> What you have to do
Count the lines below that contain the word "jail". Give only the number.

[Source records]
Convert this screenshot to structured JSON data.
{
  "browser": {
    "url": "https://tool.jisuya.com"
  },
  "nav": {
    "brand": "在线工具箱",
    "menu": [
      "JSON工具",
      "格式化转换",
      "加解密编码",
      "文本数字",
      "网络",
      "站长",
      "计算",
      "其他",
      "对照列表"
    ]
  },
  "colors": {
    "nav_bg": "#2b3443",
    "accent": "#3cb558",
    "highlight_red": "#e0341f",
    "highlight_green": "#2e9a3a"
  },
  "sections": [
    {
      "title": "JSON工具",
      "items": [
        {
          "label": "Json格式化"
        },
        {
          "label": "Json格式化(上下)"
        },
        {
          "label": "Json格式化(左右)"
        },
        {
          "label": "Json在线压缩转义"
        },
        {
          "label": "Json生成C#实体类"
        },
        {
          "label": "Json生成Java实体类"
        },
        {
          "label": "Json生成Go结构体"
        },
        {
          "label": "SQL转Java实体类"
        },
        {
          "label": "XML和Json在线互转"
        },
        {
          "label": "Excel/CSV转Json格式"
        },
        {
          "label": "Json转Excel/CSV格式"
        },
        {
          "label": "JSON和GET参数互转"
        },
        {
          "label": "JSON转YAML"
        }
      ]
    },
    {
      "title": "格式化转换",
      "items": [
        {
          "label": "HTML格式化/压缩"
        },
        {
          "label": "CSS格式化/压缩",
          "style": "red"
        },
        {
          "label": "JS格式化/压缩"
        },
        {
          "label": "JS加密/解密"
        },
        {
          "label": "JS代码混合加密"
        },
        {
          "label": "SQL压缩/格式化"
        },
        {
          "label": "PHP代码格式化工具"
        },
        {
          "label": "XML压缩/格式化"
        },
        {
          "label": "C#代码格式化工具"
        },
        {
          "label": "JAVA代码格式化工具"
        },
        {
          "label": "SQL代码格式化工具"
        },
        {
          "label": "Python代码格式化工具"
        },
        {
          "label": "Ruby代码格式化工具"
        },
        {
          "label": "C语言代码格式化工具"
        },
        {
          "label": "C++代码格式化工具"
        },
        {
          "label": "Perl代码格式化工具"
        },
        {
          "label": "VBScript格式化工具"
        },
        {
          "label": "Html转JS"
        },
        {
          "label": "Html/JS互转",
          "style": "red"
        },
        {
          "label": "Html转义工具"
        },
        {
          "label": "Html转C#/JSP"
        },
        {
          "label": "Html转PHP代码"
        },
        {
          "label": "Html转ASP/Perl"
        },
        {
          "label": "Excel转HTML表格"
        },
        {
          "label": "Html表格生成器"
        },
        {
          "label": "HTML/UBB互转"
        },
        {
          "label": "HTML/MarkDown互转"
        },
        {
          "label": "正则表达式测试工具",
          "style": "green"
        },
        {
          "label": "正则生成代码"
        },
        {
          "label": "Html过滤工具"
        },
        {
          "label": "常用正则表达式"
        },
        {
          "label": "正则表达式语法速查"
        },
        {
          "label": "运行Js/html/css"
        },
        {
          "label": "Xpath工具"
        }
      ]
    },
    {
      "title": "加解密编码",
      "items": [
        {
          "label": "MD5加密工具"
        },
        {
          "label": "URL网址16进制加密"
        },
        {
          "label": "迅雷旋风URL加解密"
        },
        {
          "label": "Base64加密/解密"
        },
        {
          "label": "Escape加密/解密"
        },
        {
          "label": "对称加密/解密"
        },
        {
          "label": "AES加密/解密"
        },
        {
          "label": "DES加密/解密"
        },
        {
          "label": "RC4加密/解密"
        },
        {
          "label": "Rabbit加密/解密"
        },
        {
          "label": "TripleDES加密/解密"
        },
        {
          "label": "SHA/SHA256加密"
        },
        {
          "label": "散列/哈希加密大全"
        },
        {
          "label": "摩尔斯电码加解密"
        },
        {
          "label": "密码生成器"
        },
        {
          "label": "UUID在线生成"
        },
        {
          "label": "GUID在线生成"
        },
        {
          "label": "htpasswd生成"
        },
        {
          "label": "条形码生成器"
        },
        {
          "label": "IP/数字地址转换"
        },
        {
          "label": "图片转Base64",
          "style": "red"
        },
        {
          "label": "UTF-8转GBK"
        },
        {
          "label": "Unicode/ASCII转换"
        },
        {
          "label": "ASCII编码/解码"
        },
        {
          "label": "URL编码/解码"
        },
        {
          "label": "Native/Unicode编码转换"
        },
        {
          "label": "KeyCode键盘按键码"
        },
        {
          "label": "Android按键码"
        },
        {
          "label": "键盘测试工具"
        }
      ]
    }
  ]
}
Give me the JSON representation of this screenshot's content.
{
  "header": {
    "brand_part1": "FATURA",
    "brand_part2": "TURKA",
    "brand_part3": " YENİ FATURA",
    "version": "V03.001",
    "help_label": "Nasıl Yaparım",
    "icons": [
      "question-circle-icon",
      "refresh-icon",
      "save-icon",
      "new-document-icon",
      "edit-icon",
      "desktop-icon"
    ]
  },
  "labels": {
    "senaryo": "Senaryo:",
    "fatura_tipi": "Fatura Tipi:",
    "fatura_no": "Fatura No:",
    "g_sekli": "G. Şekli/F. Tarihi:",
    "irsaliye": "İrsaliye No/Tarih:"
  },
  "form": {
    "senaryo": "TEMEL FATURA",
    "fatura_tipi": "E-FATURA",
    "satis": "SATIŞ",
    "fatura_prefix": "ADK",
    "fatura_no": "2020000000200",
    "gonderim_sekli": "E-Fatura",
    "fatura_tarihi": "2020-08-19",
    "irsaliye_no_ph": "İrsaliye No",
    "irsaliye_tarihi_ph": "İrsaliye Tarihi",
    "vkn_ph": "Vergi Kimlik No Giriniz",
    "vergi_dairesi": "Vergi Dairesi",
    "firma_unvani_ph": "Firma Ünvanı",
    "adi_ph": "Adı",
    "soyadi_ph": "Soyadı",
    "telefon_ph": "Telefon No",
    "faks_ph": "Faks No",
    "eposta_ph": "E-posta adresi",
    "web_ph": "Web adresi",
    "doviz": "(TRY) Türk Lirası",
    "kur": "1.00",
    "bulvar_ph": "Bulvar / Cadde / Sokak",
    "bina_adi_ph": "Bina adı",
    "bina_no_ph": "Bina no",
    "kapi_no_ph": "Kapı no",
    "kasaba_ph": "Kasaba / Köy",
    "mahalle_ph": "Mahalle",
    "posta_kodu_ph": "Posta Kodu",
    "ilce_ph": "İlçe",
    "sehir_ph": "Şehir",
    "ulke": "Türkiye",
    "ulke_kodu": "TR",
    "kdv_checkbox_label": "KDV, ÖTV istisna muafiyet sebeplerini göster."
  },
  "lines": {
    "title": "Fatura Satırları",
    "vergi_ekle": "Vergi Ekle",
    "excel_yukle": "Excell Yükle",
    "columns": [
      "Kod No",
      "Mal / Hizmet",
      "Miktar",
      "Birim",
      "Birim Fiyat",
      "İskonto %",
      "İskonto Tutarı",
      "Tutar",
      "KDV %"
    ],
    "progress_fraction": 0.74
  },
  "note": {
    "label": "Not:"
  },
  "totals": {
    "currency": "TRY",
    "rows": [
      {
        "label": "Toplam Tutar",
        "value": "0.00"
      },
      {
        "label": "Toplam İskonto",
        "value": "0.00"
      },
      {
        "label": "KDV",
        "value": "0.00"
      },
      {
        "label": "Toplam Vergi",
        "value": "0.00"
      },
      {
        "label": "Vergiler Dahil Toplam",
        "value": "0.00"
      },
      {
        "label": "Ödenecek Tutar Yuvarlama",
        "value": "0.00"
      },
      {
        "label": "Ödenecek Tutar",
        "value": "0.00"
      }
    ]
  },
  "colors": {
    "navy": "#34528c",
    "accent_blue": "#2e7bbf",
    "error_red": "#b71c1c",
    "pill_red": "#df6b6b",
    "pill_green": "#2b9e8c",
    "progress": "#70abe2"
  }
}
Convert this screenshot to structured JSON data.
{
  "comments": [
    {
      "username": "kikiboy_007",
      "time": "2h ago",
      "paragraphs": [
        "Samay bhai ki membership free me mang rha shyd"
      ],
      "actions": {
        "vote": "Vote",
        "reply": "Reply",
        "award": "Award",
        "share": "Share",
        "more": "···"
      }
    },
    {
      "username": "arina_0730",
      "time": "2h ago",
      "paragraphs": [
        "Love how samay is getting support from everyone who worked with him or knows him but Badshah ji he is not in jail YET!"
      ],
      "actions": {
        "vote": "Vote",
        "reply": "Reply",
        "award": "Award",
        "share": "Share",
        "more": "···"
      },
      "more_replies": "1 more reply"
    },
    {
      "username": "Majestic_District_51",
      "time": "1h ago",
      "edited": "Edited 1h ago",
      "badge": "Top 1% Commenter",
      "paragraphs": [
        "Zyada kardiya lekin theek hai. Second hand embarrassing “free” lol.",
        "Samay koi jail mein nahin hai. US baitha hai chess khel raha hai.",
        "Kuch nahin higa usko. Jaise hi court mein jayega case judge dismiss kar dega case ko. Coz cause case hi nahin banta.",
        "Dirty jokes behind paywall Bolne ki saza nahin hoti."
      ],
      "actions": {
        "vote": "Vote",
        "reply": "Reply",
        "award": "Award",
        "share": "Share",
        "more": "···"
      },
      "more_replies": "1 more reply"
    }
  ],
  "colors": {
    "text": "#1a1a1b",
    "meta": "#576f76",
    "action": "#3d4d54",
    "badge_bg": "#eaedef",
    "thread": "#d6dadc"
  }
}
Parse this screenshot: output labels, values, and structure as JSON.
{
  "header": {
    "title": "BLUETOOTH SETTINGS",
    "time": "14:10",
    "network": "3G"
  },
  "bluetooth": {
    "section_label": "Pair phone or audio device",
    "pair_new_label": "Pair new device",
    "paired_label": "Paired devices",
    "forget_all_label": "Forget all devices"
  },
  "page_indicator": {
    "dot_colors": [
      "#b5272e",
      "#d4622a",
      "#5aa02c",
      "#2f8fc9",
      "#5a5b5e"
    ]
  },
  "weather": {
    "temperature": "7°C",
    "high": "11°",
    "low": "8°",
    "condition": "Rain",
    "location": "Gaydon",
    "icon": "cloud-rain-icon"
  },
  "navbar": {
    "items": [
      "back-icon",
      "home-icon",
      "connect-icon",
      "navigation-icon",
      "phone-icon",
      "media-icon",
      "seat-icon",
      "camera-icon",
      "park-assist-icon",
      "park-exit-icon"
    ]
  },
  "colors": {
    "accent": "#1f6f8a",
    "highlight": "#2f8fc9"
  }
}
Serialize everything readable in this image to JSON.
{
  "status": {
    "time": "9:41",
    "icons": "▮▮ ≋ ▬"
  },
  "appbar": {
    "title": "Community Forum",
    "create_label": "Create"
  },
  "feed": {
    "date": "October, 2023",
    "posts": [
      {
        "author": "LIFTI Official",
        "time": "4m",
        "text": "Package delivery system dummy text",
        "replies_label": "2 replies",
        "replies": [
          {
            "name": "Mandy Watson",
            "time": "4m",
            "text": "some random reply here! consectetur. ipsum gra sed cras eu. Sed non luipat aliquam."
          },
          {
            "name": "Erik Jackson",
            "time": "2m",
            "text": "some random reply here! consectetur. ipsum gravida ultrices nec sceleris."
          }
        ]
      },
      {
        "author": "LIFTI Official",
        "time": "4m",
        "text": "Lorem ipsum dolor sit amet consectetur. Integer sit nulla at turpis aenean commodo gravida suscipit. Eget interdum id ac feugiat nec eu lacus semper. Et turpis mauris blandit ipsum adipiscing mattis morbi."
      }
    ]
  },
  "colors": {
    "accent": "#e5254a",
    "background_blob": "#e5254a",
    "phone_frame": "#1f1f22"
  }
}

> Completed task
2